## Start STORED RECORDS

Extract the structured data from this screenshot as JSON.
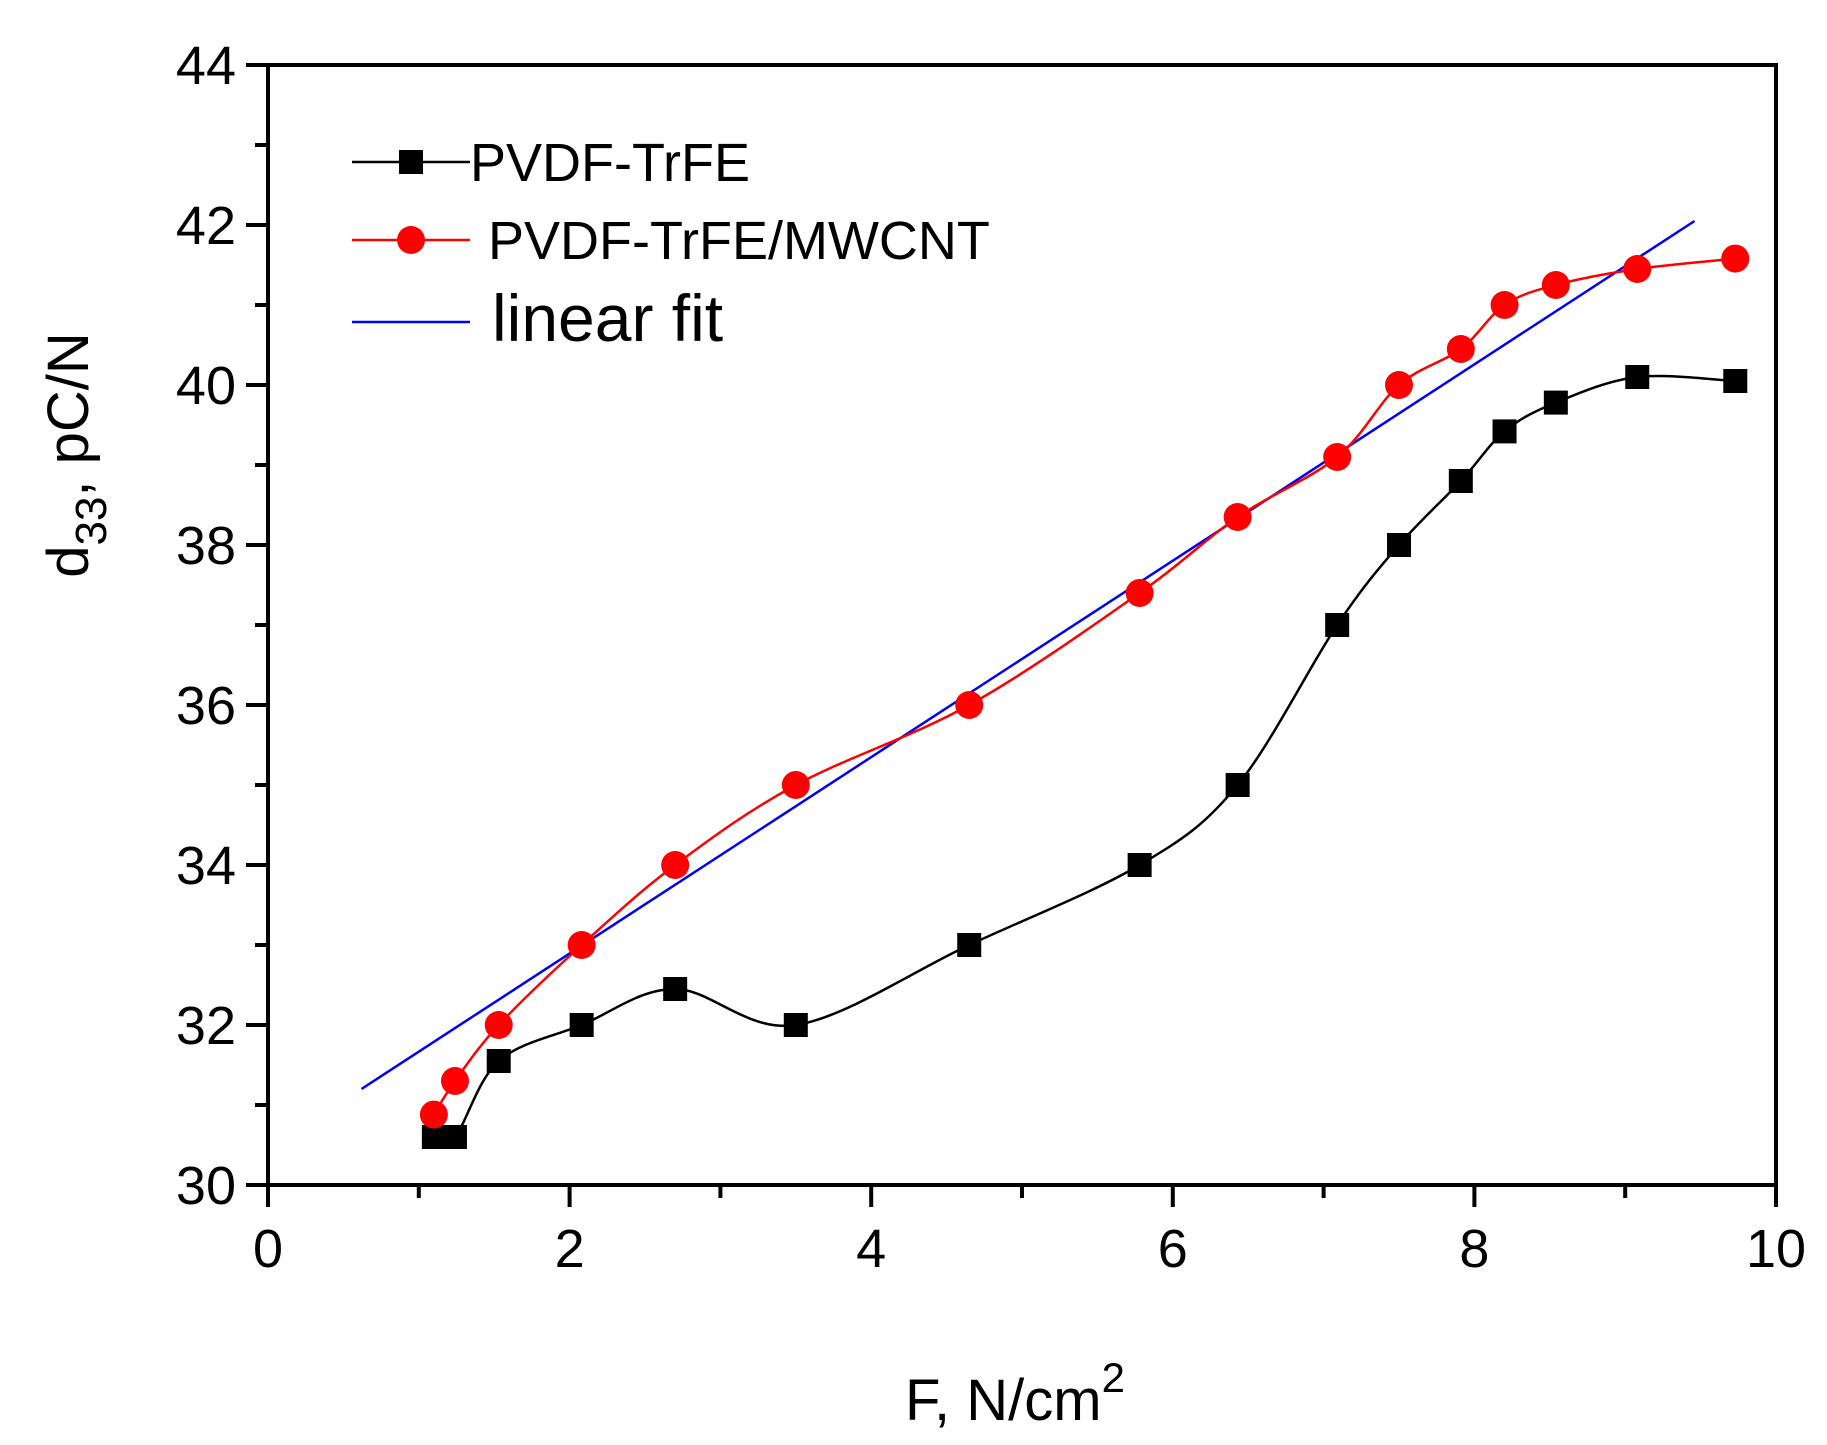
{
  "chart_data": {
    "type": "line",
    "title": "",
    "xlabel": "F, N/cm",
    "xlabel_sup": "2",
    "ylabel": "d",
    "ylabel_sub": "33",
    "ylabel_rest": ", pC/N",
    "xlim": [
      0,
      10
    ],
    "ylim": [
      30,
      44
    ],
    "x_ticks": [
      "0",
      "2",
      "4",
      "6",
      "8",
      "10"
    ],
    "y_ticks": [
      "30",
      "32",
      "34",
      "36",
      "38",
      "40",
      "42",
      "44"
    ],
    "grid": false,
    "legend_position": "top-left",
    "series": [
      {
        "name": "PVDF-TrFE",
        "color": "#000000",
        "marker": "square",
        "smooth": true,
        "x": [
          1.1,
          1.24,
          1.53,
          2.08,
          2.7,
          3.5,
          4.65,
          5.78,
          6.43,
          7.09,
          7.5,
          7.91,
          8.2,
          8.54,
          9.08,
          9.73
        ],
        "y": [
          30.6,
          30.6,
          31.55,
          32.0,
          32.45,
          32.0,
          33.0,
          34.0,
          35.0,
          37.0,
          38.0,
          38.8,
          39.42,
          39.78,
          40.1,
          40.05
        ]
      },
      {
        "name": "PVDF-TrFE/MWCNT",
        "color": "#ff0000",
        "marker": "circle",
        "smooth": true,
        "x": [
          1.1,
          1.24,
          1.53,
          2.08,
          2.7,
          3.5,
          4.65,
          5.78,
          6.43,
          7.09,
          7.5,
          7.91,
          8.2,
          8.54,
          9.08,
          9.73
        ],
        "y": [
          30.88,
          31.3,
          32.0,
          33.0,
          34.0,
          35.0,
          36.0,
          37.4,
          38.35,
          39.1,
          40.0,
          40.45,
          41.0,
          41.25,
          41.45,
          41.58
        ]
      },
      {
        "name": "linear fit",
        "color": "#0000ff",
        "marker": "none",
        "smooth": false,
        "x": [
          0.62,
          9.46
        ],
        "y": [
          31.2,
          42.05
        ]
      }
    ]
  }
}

## End STORED RECORDS

• GIVEN PROBLEM: Without the images, write out each line of the data verbatim.

• ANSWER FOR THIS EXERCISE:
Extract the structured data from this screenshot as JSON.
{
  "chart_data": {
    "type": "line",
    "title": "",
    "xlabel": "F, N/cm",
    "xlabel_sup": "2",
    "ylabel": "d",
    "ylabel_sub": "33",
    "ylabel_rest": ", pC/N",
    "xlim": [
      0,
      10
    ],
    "ylim": [
      30,
      44
    ],
    "x_ticks": [
      "0",
      "2",
      "4",
      "6",
      "8",
      "10"
    ],
    "y_ticks": [
      "30",
      "32",
      "34",
      "36",
      "38",
      "40",
      "42",
      "44"
    ],
    "grid": false,
    "legend_position": "top-left",
    "series": [
      {
        "name": "PVDF-TrFE",
        "color": "#000000",
        "marker": "square",
        "smooth": true,
        "x": [
          1.1,
          1.24,
          1.53,
          2.08,
          2.7,
          3.5,
          4.65,
          5.78,
          6.43,
          7.09,
          7.5,
          7.91,
          8.2,
          8.54,
          9.08,
          9.73
        ],
        "y": [
          30.6,
          30.6,
          31.55,
          32.0,
          32.45,
          32.0,
          33.0,
          34.0,
          35.0,
          37.0,
          38.0,
          38.8,
          39.42,
          39.78,
          40.1,
          40.05
        ]
      },
      {
        "name": "PVDF-TrFE/MWCNT",
        "color": "#ff0000",
        "marker": "circle",
        "smooth": true,
        "x": [
          1.1,
          1.24,
          1.53,
          2.08,
          2.7,
          3.5,
          4.65,
          5.78,
          6.43,
          7.09,
          7.5,
          7.91,
          8.2,
          8.54,
          9.08,
          9.73
        ],
        "y": [
          30.88,
          31.3,
          32.0,
          33.0,
          34.0,
          35.0,
          36.0,
          37.4,
          38.35,
          39.1,
          40.0,
          40.45,
          41.0,
          41.25,
          41.45,
          41.58
        ]
      },
      {
        "name": "linear fit",
        "color": "#0000ff",
        "marker": "none",
        "smooth": false,
        "x": [
          0.62,
          9.46
        ],
        "y": [
          31.2,
          42.05
        ]
      }
    ]
  }
}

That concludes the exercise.